> _SHORT TASK_
Leave the pictures out and transcribe every record exactly.

> _STORED ROWS_

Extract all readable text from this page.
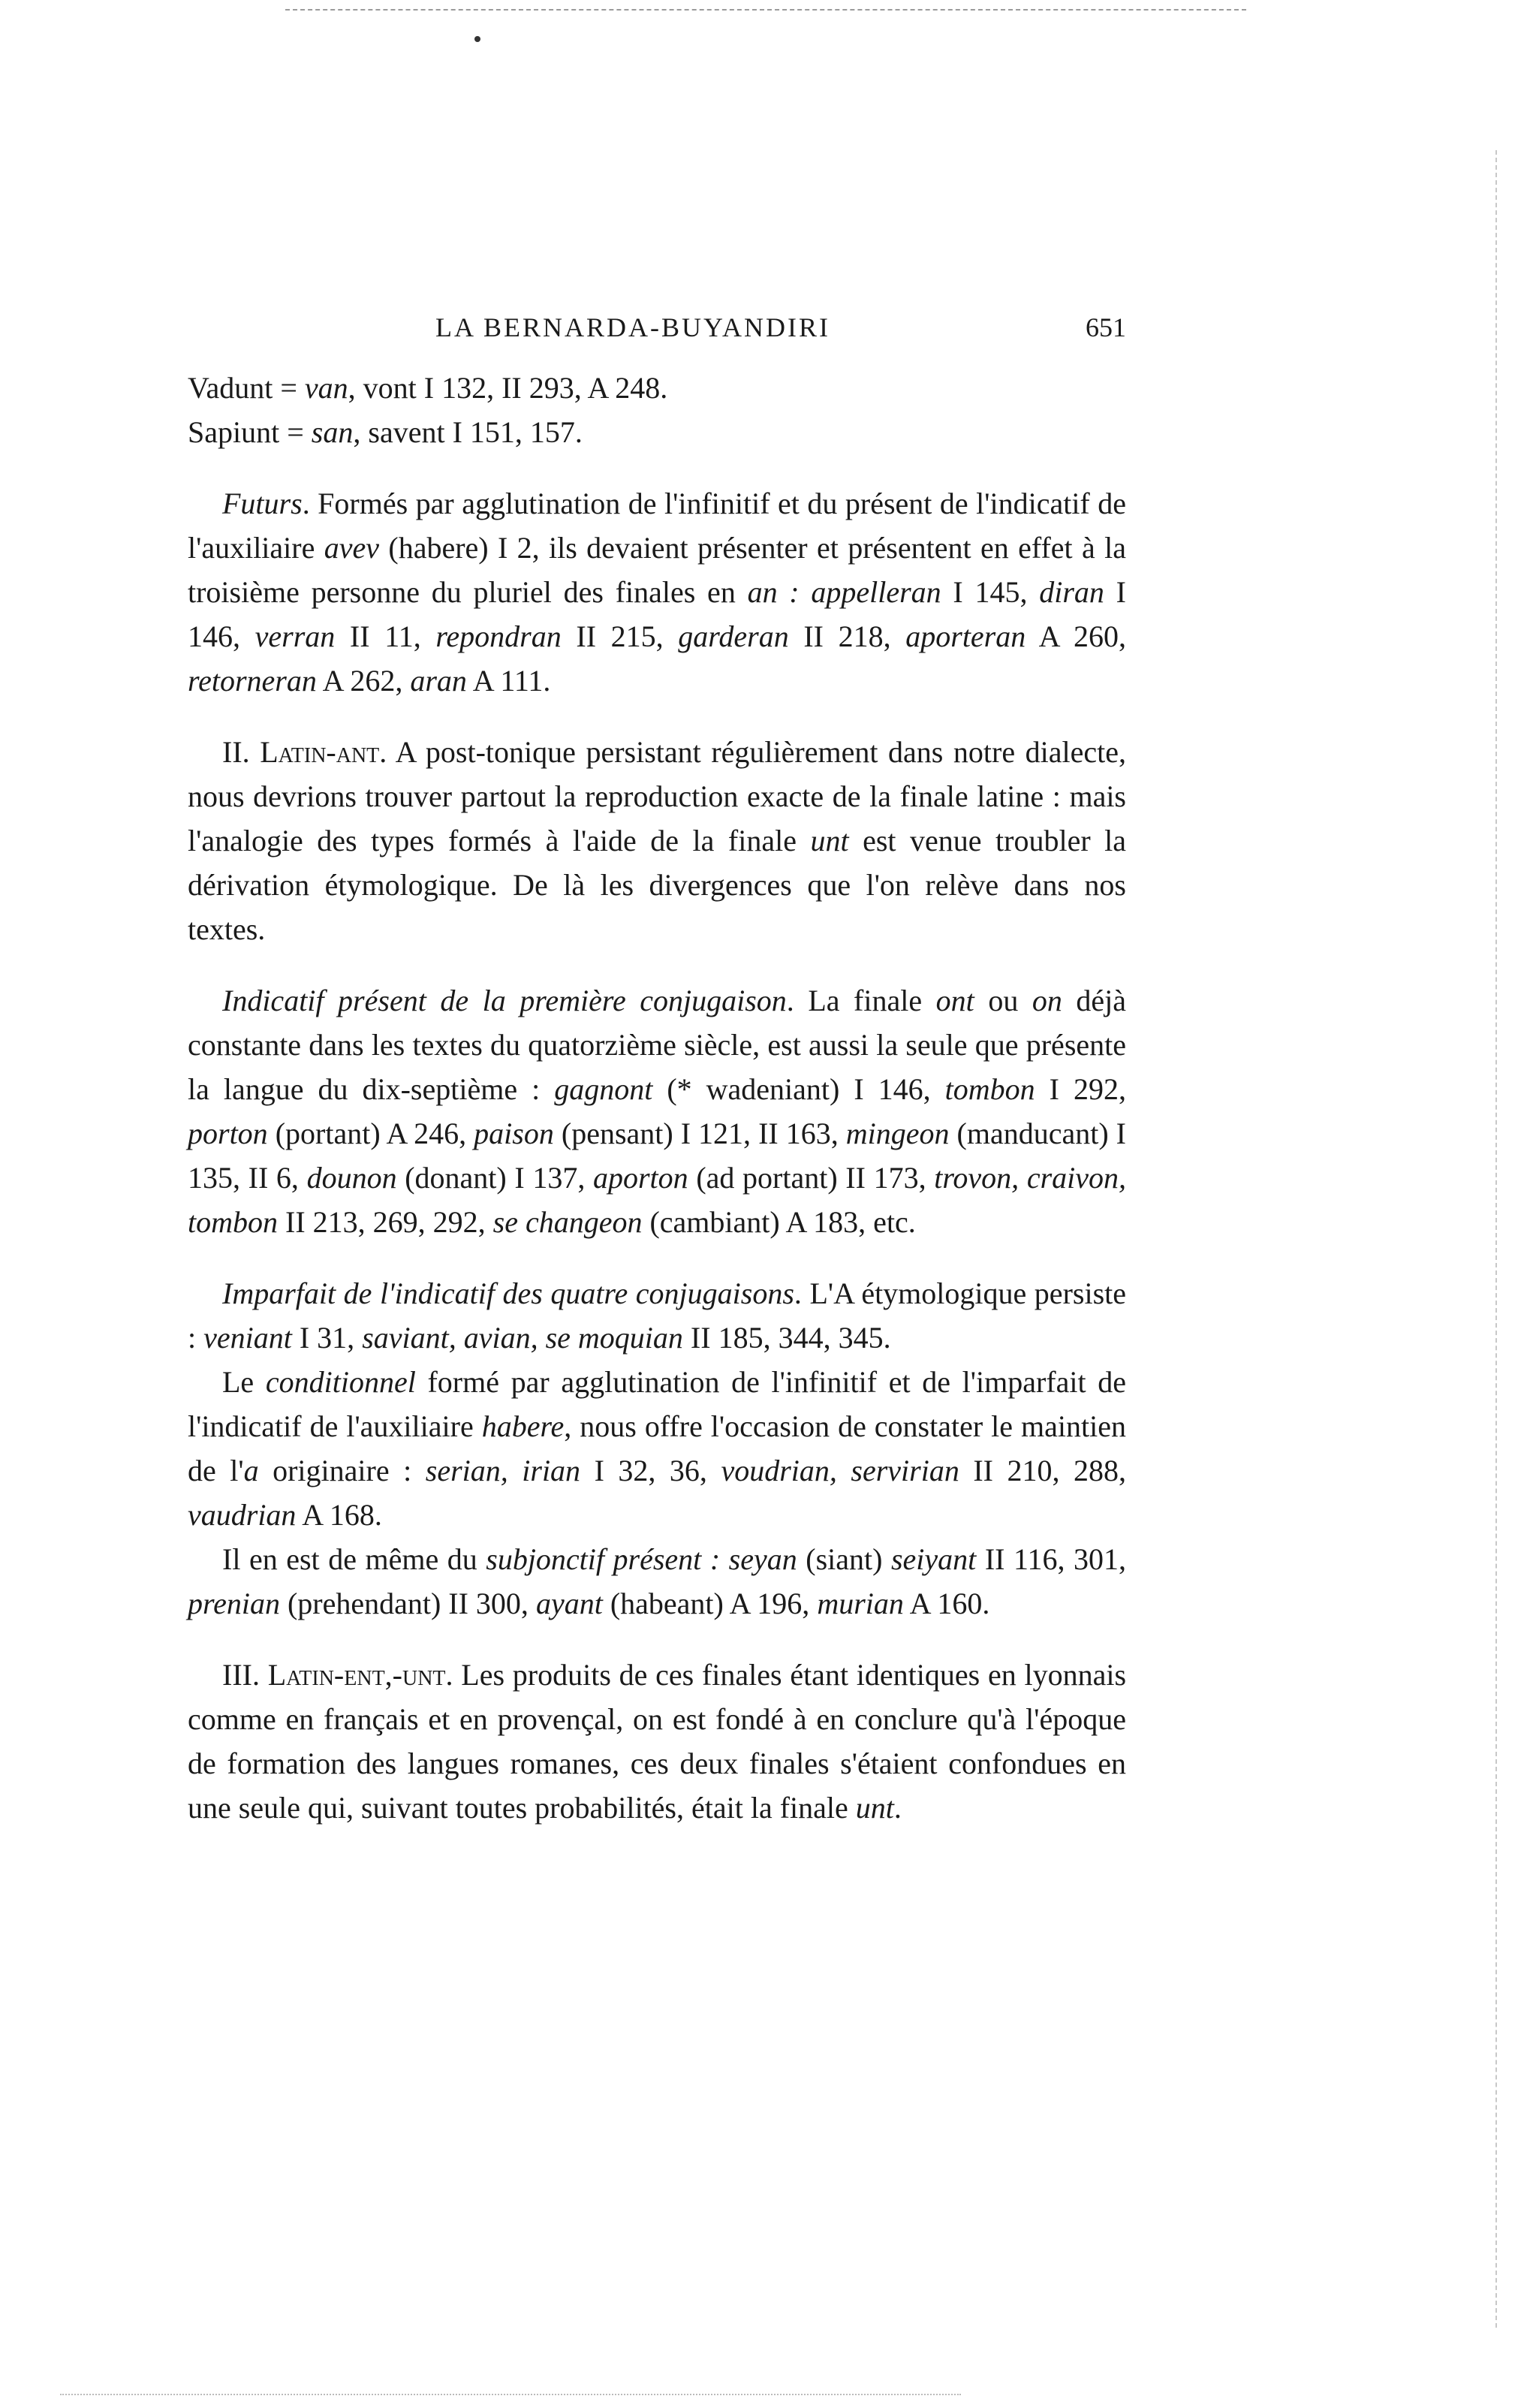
LA BERNARDA-BUYANDIRI	651
Vadunt = van, vont I 132, II 293, A 248.
Sapiunt = san, savent I 151, 157.

Futurs. Formés par agglutination de l'infinitif et du présent de l'indicatif de l'auxiliaire avev (habere) I 2, ils devaient présenter et présentent en effet à la troisième personne du pluriel des finales en an : appelleran I 145, diran I 146, verran II 11, repondran II 215, garderan II 218, aporteran A 260, retorneran A 262, aran A 111.

II. Latin-ant. A post-tonique persistant régulièrement dans notre dialecte, nous devrions trouver partout la reproduction exacte de la finale latine : mais l'analogie des types formés à l'aide de la finale unt est venue troubler la dérivation étymologique. De là les divergences que l'on relève dans nos textes.

Indicatif présent de la première conjugaison. La finale ont ou on déjà constante dans les textes du quatorzième siècle, est aussi la seule que présente la langue du dix-septième : gagnont (* wadeniant) I 146, tombon I 292, porton (portant) A 246, paison (pensant) I 121, II 163, mingeon (manducant) I 135, II 6, dounon (donant) I 137, aporton (ad portant) II 173, trovon, craivon, tombon II 213, 269, 292, se changeon (cambiant) A 183, etc.

Imparfait de l'indicatif des quatre conjugaisons. L'A étymologique persiste : veniant I 31, saviant, avian, se moquian II 185, 344, 345.

Le conditionnel formé par agglutination de l'infinitif et de l'imparfait de l'indicatif de l'auxiliaire habere, nous offre l'occasion de constater le maintien de l'a originaire : serian, irian I 32, 36, voudrian, servirian II 210, 288, vaudrian A 168.

Il en est de même du subjonctif présent : seyan (siant) seiyant II 116, 301, prenian (prehendant) II 300, ayant (habeant) A 196, murian A 160.

III. Latin-ent,-unt. Les produits de ces finales étant identiques en lyonnais comme en français et en provençal, on est fondé à en conclure qu'à l'époque de formation des langues romanes, ces deux finales s'étaient confondues en une seule qui, suivant toutes probabilités, était la finale unt.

> _EXERCISE RESULT_
Extract all readable text from this page.
LA BERNARDA-BUYANDIRI	651
Vadunt = van, vont I 132, II 293, A 248.
Sapiunt = san, savent I 151, 157.

Futurs. Formés par agglutination de l'infinitif et du présent de l'indicatif de l'auxiliaire avev (habere) I 2, ils devaient présenter et présentent en effet à la troisième personne du pluriel des finales en an : appelleran I 145, diran I 146, verran II 11, repondran II 215, garderan II 218, aporteran A 260, retorneran A 262, aran A 111.

II. Latin-ant. A post-tonique persistant régulièrement dans notre dialecte, nous devrions trouver partout la reproduction exacte de la finale latine : mais l'analogie des types formés à l'aide de la finale unt est venue troubler la dérivation étymologique. De là les divergences que l'on relève dans nos textes.

Indicatif présent de la première conjugaison. La finale ont ou on déjà constante dans les textes du quatorzième siècle, est aussi la seule que présente la langue du dix-septième : gagnont (* wadeniant) I 146, tombon I 292, porton (portant) A 246, paison (pensant) I 121, II 163, mingeon (manducant) I 135, II 6, dounon (donant) I 137, aporton (ad portant) II 173, trovon, craivon, tombon II 213, 269, 292, se changeon (cambiant) A 183, etc.

Imparfait de l'indicatif des quatre conjugaisons. L'A étymologique persiste : veniant I 31, saviant, avian, se moquian II 185, 344, 345.

Le conditionnel formé par agglutination de l'infinitif et de l'imparfait de l'indicatif de l'auxiliaire habere, nous offre l'occasion de constater le maintien de l'a originaire : serian, irian I 32, 36, voudrian, servirian II 210, 288, vaudrian A 168.

Il en est de même du subjonctif présent : seyan (siant) seiyant II 116, 301, prenian (prehendant) II 300, ayant (habeant) A 196, murian A 160.

III. Latin-ent,-unt. Les produits de ces finales étant identiques en lyonnais comme en français et en provençal, on est fondé à en conclure qu'à l'époque de formation des langues romanes, ces deux finales s'étaient confondues en une seule qui, suivant toutes probabilités, était la finale unt.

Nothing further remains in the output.